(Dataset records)
——
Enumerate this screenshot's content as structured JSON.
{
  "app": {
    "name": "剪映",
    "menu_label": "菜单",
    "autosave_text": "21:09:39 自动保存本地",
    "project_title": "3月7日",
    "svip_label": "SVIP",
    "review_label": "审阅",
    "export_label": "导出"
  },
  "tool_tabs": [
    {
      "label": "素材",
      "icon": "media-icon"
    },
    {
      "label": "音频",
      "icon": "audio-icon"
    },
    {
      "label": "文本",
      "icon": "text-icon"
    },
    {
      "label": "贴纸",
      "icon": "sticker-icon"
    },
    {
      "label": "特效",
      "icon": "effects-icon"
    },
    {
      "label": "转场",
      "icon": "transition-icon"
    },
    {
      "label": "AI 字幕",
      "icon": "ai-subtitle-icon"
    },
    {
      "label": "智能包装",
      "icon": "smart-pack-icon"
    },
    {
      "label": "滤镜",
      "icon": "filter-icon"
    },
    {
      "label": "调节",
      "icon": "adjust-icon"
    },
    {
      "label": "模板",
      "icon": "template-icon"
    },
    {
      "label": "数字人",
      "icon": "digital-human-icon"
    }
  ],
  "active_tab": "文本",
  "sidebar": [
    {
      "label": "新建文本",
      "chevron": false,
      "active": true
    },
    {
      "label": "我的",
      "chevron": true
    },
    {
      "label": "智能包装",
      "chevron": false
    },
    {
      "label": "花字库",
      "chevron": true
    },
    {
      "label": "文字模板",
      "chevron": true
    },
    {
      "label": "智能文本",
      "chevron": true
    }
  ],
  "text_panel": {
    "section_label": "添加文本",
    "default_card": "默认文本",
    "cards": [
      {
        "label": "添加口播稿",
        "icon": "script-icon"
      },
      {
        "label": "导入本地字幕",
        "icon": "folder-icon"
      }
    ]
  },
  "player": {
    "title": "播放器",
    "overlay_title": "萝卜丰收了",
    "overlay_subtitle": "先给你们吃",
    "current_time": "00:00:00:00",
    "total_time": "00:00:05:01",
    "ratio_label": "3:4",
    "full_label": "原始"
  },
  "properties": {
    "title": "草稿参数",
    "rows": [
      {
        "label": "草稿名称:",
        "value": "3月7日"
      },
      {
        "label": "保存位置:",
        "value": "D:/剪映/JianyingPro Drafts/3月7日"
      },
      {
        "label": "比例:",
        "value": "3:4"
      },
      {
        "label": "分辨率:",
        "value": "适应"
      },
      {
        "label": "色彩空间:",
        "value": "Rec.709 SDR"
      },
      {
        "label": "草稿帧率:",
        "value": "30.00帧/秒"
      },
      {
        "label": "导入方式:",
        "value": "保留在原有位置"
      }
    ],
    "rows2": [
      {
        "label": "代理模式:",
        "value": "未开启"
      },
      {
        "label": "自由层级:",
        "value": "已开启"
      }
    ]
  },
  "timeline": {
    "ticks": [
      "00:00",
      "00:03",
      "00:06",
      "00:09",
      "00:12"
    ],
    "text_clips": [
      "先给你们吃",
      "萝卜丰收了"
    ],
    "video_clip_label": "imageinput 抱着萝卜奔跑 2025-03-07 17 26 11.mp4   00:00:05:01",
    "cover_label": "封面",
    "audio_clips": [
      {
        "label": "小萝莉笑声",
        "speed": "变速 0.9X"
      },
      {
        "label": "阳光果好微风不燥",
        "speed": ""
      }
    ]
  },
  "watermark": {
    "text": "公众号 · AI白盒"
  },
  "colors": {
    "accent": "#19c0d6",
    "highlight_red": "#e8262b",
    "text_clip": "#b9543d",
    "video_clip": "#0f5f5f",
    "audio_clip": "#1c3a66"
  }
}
——
#### What you will do:
Set down every line of the listing above again, exactly as given.

#### Finished answer:
Enumerate this screenshot's content as structured JSON.
{
  "app": {
    "name": "剪映",
    "menu_label": "菜单",
    "autosave_text": "21:09:39 自动保存本地",
    "project_title": "3月7日",
    "svip_label": "SVIP",
    "review_label": "审阅",
    "export_label": "导出"
  },
  "tool_tabs": [
    {
      "label": "素材",
      "icon": "media-icon"
    },
    {
      "label": "音频",
      "icon": "audio-icon"
    },
    {
      "label": "文本",
      "icon": "text-icon"
    },
    {
      "label": "贴纸",
      "icon": "sticker-icon"
    },
    {
      "label": "特效",
      "icon": "effects-icon"
    },
    {
      "label": "转场",
      "icon": "transition-icon"
    },
    {
      "label": "AI 字幕",
      "icon": "ai-subtitle-icon"
    },
    {
      "label": "智能包装",
      "icon": "smart-pack-icon"
    },
    {
      "label": "滤镜",
      "icon": "filter-icon"
    },
    {
      "label": "调节",
      "icon": "adjust-icon"
    },
    {
      "label": "模板",
      "icon": "template-icon"
    },
    {
      "label": "数字人",
      "icon": "digital-human-icon"
    }
  ],
  "active_tab": "文本",
  "sidebar": [
    {
      "label": "新建文本",
      "chevron": false,
      "active": true
    },
    {
      "label": "我的",
      "chevron": true
    },
    {
      "label": "智能包装",
      "chevron": false
    },
    {
      "label": "花字库",
      "chevron": true
    },
    {
      "label": "文字模板",
      "chevron": true
    },
    {
      "label": "智能文本",
      "chevron": true
    }
  ],
  "text_panel": {
    "section_label": "添加文本",
    "default_card": "默认文本",
    "cards": [
      {
        "label": "添加口播稿",
        "icon": "script-icon"
      },
      {
        "label": "导入本地字幕",
        "icon": "folder-icon"
      }
    ]
  },
  "player": {
    "title": "播放器",
    "overlay_title": "萝卜丰收了",
    "overlay_subtitle": "先给你们吃",
    "current_time": "00:00:00:00",
    "total_time": "00:00:05:01",
    "ratio_label": "3:4",
    "full_label": "原始"
  },
  "properties": {
    "title": "草稿参数",
    "rows": [
      {
        "label": "草稿名称:",
        "value": "3月7日"
      },
      {
        "label": "保存位置:",
        "value": "D:/剪映/JianyingPro Drafts/3月7日"
      },
      {
        "label": "比例:",
        "value": "3:4"
      },
      {
        "label": "分辨率:",
        "value": "适应"
      },
      {
        "label": "色彩空间:",
        "value": "Rec.709 SDR"
      },
      {
        "label": "草稿帧率:",
        "value": "30.00帧/秒"
      },
      {
        "label": "导入方式:",
        "value": "保留在原有位置"
      }
    ],
    "rows2": [
      {
        "label": "代理模式:",
        "value": "未开启"
      },
      {
        "label": "自由层级:",
        "value": "已开启"
      }
    ]
  },
  "timeline": {
    "ticks": [
      "00:00",
      "00:03",
      "00:06",
      "00:09",
      "00:12"
    ],
    "text_clips": [
      "先给你们吃",
      "萝卜丰收了"
    ],
    "video_clip_label": "imageinput 抱着萝卜奔跑 2025-03-07 17 26 11.mp4   00:00:05:01",
    "cover_label": "封面",
    "audio_clips": [
      {
        "label": "小萝莉笑声",
        "speed": "变速 0.9X"
      },
      {
        "label": "阳光果好微风不燥",
        "speed": ""
      }
    ]
  },
  "watermark": {
    "text": "公众号 · AI白盒"
  },
  "colors": {
    "accent": "#19c0d6",
    "highlight_red": "#e8262b",
    "text_clip": "#b9543d",
    "video_clip": "#0f5f5f",
    "audio_clip": "#1c3a66"
  }
}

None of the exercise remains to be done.